= WHAT THIS TASK INVOLVES =
Your task is to print all of the material verbatim.
***
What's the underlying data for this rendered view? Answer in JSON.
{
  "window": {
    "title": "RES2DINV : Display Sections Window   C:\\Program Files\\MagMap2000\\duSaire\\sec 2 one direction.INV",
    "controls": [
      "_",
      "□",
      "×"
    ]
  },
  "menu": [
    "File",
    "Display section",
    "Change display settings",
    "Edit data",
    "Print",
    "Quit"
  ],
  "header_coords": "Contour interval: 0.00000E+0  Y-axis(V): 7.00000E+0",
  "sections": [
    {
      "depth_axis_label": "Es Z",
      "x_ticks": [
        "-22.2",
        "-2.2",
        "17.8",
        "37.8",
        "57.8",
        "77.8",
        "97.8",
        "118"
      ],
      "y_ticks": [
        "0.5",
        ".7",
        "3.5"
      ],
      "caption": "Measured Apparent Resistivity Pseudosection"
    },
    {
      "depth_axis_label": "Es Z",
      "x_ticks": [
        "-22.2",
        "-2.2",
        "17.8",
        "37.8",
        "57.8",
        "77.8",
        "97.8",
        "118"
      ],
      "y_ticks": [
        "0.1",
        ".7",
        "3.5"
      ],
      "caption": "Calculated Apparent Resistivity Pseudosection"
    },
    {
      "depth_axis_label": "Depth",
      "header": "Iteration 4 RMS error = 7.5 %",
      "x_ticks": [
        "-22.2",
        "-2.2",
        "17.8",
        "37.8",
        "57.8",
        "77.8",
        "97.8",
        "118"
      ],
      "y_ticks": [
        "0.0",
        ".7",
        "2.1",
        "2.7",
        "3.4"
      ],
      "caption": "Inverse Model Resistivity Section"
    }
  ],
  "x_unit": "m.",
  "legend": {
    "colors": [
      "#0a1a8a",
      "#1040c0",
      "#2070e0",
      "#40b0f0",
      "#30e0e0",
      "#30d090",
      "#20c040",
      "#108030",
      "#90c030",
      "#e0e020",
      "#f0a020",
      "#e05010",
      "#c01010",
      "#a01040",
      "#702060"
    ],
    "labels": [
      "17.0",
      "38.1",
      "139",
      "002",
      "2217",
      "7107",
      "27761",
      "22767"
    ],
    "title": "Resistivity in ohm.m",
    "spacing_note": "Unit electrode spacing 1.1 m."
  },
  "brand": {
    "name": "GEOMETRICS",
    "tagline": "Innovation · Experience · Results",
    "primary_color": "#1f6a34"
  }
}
***
= SOLUTION FOR THIS EXERCISE =
What's the underlying data for this rendered view? Answer in JSON.
{
  "window": {
    "title": "RES2DINV : Display Sections Window   C:\\Program Files\\MagMap2000\\duSaire\\sec 2 one direction.INV",
    "controls": [
      "_",
      "□",
      "×"
    ]
  },
  "menu": [
    "File",
    "Display section",
    "Change display settings",
    "Edit data",
    "Print",
    "Quit"
  ],
  "header_coords": "Contour interval: 0.00000E+0  Y-axis(V): 7.00000E+0",
  "sections": [
    {
      "depth_axis_label": "Es Z",
      "x_ticks": [
        "-22.2",
        "-2.2",
        "17.8",
        "37.8",
        "57.8",
        "77.8",
        "97.8",
        "118"
      ],
      "y_ticks": [
        "0.5",
        ".7",
        "3.5"
      ],
      "caption": "Measured Apparent Resistivity Pseudosection"
    },
    {
      "depth_axis_label": "Es Z",
      "x_ticks": [
        "-22.2",
        "-2.2",
        "17.8",
        "37.8",
        "57.8",
        "77.8",
        "97.8",
        "118"
      ],
      "y_ticks": [
        "0.1",
        ".7",
        "3.5"
      ],
      "caption": "Calculated Apparent Resistivity Pseudosection"
    },
    {
      "depth_axis_label": "Depth",
      "header": "Iteration 4 RMS error = 7.5 %",
      "x_ticks": [
        "-22.2",
        "-2.2",
        "17.8",
        "37.8",
        "57.8",
        "77.8",
        "97.8",
        "118"
      ],
      "y_ticks": [
        "0.0",
        ".7",
        "2.1",
        "2.7",
        "3.4"
      ],
      "caption": "Inverse Model Resistivity Section"
    }
  ],
  "x_unit": "m.",
  "legend": {
    "colors": [
      "#0a1a8a",
      "#1040c0",
      "#2070e0",
      "#40b0f0",
      "#30e0e0",
      "#30d090",
      "#20c040",
      "#108030",
      "#90c030",
      "#e0e020",
      "#f0a020",
      "#e05010",
      "#c01010",
      "#a01040",
      "#702060"
    ],
    "labels": [
      "17.0",
      "38.1",
      "139",
      "002",
      "2217",
      "7107",
      "27761",
      "22767"
    ],
    "title": "Resistivity in ohm.m",
    "spacing_note": "Unit electrode spacing 1.1 m."
  },
  "brand": {
    "name": "GEOMETRICS",
    "tagline": "Innovation · Experience · Results",
    "primary_color": "#1f6a34"
  }
}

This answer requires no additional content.